**Given information:**
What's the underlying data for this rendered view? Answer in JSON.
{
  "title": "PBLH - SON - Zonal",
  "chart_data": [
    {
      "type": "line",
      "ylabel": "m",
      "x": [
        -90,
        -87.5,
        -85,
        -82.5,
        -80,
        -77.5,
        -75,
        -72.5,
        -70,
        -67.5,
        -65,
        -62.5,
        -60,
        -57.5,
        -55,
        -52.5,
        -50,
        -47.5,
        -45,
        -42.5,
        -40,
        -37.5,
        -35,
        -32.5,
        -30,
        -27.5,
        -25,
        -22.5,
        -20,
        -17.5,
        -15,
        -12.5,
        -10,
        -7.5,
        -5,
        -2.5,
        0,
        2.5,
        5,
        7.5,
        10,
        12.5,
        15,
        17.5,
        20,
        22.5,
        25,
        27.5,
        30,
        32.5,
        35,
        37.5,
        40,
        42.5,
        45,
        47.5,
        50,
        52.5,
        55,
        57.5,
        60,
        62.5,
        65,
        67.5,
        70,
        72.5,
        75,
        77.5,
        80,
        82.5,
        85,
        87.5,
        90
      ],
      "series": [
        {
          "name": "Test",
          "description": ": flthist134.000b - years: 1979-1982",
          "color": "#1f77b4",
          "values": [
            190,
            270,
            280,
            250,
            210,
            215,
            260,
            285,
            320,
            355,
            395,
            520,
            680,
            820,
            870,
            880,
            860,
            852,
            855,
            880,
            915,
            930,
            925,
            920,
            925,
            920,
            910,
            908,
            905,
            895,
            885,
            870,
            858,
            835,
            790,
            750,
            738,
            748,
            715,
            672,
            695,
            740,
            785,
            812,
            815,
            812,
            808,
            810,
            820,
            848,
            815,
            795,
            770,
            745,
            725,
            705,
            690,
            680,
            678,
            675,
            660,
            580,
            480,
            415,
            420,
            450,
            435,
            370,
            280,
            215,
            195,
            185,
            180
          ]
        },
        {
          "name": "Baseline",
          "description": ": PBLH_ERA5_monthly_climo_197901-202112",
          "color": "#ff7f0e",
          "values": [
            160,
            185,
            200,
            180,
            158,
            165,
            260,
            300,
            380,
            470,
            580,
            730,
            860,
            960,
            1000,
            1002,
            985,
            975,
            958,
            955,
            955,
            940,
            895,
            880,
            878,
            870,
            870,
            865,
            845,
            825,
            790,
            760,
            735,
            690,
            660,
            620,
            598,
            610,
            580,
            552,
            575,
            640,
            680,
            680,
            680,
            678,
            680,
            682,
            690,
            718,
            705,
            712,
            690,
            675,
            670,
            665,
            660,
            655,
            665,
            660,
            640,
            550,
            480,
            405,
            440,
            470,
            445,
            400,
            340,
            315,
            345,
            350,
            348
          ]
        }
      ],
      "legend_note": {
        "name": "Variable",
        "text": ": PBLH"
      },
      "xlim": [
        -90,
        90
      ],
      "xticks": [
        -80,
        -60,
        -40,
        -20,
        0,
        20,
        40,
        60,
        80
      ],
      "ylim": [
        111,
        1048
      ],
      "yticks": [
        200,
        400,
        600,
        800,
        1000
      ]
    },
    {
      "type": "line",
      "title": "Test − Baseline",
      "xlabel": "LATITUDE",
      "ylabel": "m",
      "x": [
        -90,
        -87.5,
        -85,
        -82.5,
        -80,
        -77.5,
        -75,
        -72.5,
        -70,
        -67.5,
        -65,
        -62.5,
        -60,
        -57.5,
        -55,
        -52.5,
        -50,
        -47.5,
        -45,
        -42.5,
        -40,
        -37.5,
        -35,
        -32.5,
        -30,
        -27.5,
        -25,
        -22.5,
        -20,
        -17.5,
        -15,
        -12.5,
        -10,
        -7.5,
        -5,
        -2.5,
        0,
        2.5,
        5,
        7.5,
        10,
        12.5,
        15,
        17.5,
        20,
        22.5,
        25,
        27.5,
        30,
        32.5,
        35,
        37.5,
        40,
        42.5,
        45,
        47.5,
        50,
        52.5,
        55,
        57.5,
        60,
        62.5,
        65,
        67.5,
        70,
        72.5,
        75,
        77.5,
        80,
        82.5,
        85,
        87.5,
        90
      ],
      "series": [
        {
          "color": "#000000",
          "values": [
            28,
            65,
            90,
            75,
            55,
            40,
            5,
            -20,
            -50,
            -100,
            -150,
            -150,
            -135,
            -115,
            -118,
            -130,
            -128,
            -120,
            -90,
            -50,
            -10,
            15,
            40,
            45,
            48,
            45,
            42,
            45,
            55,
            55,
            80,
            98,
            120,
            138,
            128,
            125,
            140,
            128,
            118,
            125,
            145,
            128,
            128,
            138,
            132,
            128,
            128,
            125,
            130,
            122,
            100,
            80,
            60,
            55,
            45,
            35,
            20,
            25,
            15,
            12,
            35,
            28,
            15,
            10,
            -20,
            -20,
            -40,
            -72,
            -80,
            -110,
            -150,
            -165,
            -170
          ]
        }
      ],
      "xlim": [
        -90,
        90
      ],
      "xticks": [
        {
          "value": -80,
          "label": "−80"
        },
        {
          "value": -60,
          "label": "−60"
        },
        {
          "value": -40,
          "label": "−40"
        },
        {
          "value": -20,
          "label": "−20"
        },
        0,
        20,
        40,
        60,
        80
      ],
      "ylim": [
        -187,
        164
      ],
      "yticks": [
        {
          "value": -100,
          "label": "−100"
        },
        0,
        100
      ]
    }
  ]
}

**Goal:**
Make an exact copy of the data above.

**Final result:**
What's the underlying data for this rendered view? Answer in JSON.
{
  "title": "PBLH - SON - Zonal",
  "chart_data": [
    {
      "type": "line",
      "ylabel": "m",
      "x": [
        -90,
        -87.5,
        -85,
        -82.5,
        -80,
        -77.5,
        -75,
        -72.5,
        -70,
        -67.5,
        -65,
        -62.5,
        -60,
        -57.5,
        -55,
        -52.5,
        -50,
        -47.5,
        -45,
        -42.5,
        -40,
        -37.5,
        -35,
        -32.5,
        -30,
        -27.5,
        -25,
        -22.5,
        -20,
        -17.5,
        -15,
        -12.5,
        -10,
        -7.5,
        -5,
        -2.5,
        0,
        2.5,
        5,
        7.5,
        10,
        12.5,
        15,
        17.5,
        20,
        22.5,
        25,
        27.5,
        30,
        32.5,
        35,
        37.5,
        40,
        42.5,
        45,
        47.5,
        50,
        52.5,
        55,
        57.5,
        60,
        62.5,
        65,
        67.5,
        70,
        72.5,
        75,
        77.5,
        80,
        82.5,
        85,
        87.5,
        90
      ],
      "series": [
        {
          "name": "Test",
          "description": ": flthist134.000b - years: 1979-1982",
          "color": "#1f77b4",
          "values": [
            190,
            270,
            280,
            250,
            210,
            215,
            260,
            285,
            320,
            355,
            395,
            520,
            680,
            820,
            870,
            880,
            860,
            852,
            855,
            880,
            915,
            930,
            925,
            920,
            925,
            920,
            910,
            908,
            905,
            895,
            885,
            870,
            858,
            835,
            790,
            750,
            738,
            748,
            715,
            672,
            695,
            740,
            785,
            812,
            815,
            812,
            808,
            810,
            820,
            848,
            815,
            795,
            770,
            745,
            725,
            705,
            690,
            680,
            678,
            675,
            660,
            580,
            480,
            415,
            420,
            450,
            435,
            370,
            280,
            215,
            195,
            185,
            180
          ]
        },
        {
          "name": "Baseline",
          "description": ": PBLH_ERA5_monthly_climo_197901-202112",
          "color": "#ff7f0e",
          "values": [
            160,
            185,
            200,
            180,
            158,
            165,
            260,
            300,
            380,
            470,
            580,
            730,
            860,
            960,
            1000,
            1002,
            985,
            975,
            958,
            955,
            955,
            940,
            895,
            880,
            878,
            870,
            870,
            865,
            845,
            825,
            790,
            760,
            735,
            690,
            660,
            620,
            598,
            610,
            580,
            552,
            575,
            640,
            680,
            680,
            680,
            678,
            680,
            682,
            690,
            718,
            705,
            712,
            690,
            675,
            670,
            665,
            660,
            655,
            665,
            660,
            640,
            550,
            480,
            405,
            440,
            470,
            445,
            400,
            340,
            315,
            345,
            350,
            348
          ]
        }
      ],
      "legend_note": {
        "name": "Variable",
        "text": ": PBLH"
      },
      "xlim": [
        -90,
        90
      ],
      "xticks": [
        -80,
        -60,
        -40,
        -20,
        0,
        20,
        40,
        60,
        80
      ],
      "ylim": [
        111,
        1048
      ],
      "yticks": [
        200,
        400,
        600,
        800,
        1000
      ]
    },
    {
      "type": "line",
      "title": "Test − Baseline",
      "xlabel": "LATITUDE",
      "ylabel": "m",
      "x": [
        -90,
        -87.5,
        -85,
        -82.5,
        -80,
        -77.5,
        -75,
        -72.5,
        -70,
        -67.5,
        -65,
        -62.5,
        -60,
        -57.5,
        -55,
        -52.5,
        -50,
        -47.5,
        -45,
        -42.5,
        -40,
        -37.5,
        -35,
        -32.5,
        -30,
        -27.5,
        -25,
        -22.5,
        -20,
        -17.5,
        -15,
        -12.5,
        -10,
        -7.5,
        -5,
        -2.5,
        0,
        2.5,
        5,
        7.5,
        10,
        12.5,
        15,
        17.5,
        20,
        22.5,
        25,
        27.5,
        30,
        32.5,
        35,
        37.5,
        40,
        42.5,
        45,
        47.5,
        50,
        52.5,
        55,
        57.5,
        60,
        62.5,
        65,
        67.5,
        70,
        72.5,
        75,
        77.5,
        80,
        82.5,
        85,
        87.5,
        90
      ],
      "series": [
        {
          "color": "#000000",
          "values": [
            28,
            65,
            90,
            75,
            55,
            40,
            5,
            -20,
            -50,
            -100,
            -150,
            -150,
            -135,
            -115,
            -118,
            -130,
            -128,
            -120,
            -90,
            -50,
            -10,
            15,
            40,
            45,
            48,
            45,
            42,
            45,
            55,
            55,
            80,
            98,
            120,
            138,
            128,
            125,
            140,
            128,
            118,
            125,
            145,
            128,
            128,
            138,
            132,
            128,
            128,
            125,
            130,
            122,
            100,
            80,
            60,
            55,
            45,
            35,
            20,
            25,
            15,
            12,
            35,
            28,
            15,
            10,
            -20,
            -20,
            -40,
            -72,
            -80,
            -110,
            -150,
            -165,
            -170
          ]
        }
      ],
      "xlim": [
        -90,
        90
      ],
      "xticks": [
        {
          "value": -80,
          "label": "−80"
        },
        {
          "value": -60,
          "label": "−60"
        },
        {
          "value": -40,
          "label": "−40"
        },
        {
          "value": -20,
          "label": "−20"
        },
        0,
        20,
        40,
        60,
        80
      ],
      "ylim": [
        -187,
        164
      ],
      "yticks": [
        {
          "value": -100,
          "label": "−100"
        },
        0,
        100
      ]
    }
  ]
}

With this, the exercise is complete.